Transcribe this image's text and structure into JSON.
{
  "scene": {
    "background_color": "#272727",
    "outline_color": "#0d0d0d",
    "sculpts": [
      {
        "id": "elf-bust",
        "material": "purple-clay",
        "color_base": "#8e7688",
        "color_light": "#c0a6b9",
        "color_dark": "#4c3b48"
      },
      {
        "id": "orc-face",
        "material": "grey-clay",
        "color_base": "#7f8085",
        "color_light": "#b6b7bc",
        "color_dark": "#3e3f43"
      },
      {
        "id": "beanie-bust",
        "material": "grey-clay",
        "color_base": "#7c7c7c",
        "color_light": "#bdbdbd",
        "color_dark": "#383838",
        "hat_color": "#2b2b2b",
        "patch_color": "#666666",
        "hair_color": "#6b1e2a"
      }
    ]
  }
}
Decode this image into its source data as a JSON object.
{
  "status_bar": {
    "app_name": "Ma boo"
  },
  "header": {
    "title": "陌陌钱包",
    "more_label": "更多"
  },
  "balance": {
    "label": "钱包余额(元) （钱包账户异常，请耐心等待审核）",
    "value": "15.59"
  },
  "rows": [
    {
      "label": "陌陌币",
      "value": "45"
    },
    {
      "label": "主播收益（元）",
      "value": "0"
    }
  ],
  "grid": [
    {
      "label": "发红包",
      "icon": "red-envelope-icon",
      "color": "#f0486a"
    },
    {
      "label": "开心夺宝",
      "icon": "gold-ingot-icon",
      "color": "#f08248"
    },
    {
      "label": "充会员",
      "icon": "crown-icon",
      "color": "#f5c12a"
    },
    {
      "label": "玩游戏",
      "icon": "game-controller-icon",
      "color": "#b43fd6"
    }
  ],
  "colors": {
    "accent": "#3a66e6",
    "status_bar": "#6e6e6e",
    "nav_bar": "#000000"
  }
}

- WHAT YOU WILL DO
From the records above, please extract every line and repeat it exactly.

- SOLUTION TO THIS TASK
Transcribe this image's text and structure into JSON.
{
  "scene": {
    "background_color": "#272727",
    "outline_color": "#0d0d0d",
    "sculpts": [
      {
        "id": "elf-bust",
        "material": "purple-clay",
        "color_base": "#8e7688",
        "color_light": "#c0a6b9",
        "color_dark": "#4c3b48"
      },
      {
        "id": "orc-face",
        "material": "grey-clay",
        "color_base": "#7f8085",
        "color_light": "#b6b7bc",
        "color_dark": "#3e3f43"
      },
      {
        "id": "beanie-bust",
        "material": "grey-clay",
        "color_base": "#7c7c7c",
        "color_light": "#bdbdbd",
        "color_dark": "#383838",
        "hat_color": "#2b2b2b",
        "patch_color": "#666666",
        "hair_color": "#6b1e2a"
      }
    ]
  }
}
Decode this image into its source data as a JSON object.
{
  "status_bar": {
    "app_name": "Ma boo"
  },
  "header": {
    "title": "陌陌钱包",
    "more_label": "更多"
  },
  "balance": {
    "label": "钱包余额(元) （钱包账户异常，请耐心等待审核）",
    "value": "15.59"
  },
  "rows": [
    {
      "label": "陌陌币",
      "value": "45"
    },
    {
      "label": "主播收益（元）",
      "value": "0"
    }
  ],
  "grid": [
    {
      "label": "发红包",
      "icon": "red-envelope-icon",
      "color": "#f0486a"
    },
    {
      "label": "开心夺宝",
      "icon": "gold-ingot-icon",
      "color": "#f08248"
    },
    {
      "label": "充会员",
      "icon": "crown-icon",
      "color": "#f5c12a"
    },
    {
      "label": "玩游戏",
      "icon": "game-controller-icon",
      "color": "#b43fd6"
    }
  ],
  "colors": {
    "accent": "#3a66e6",
    "status_bar": "#6e6e6e",
    "nav_bar": "#000000"
  }
}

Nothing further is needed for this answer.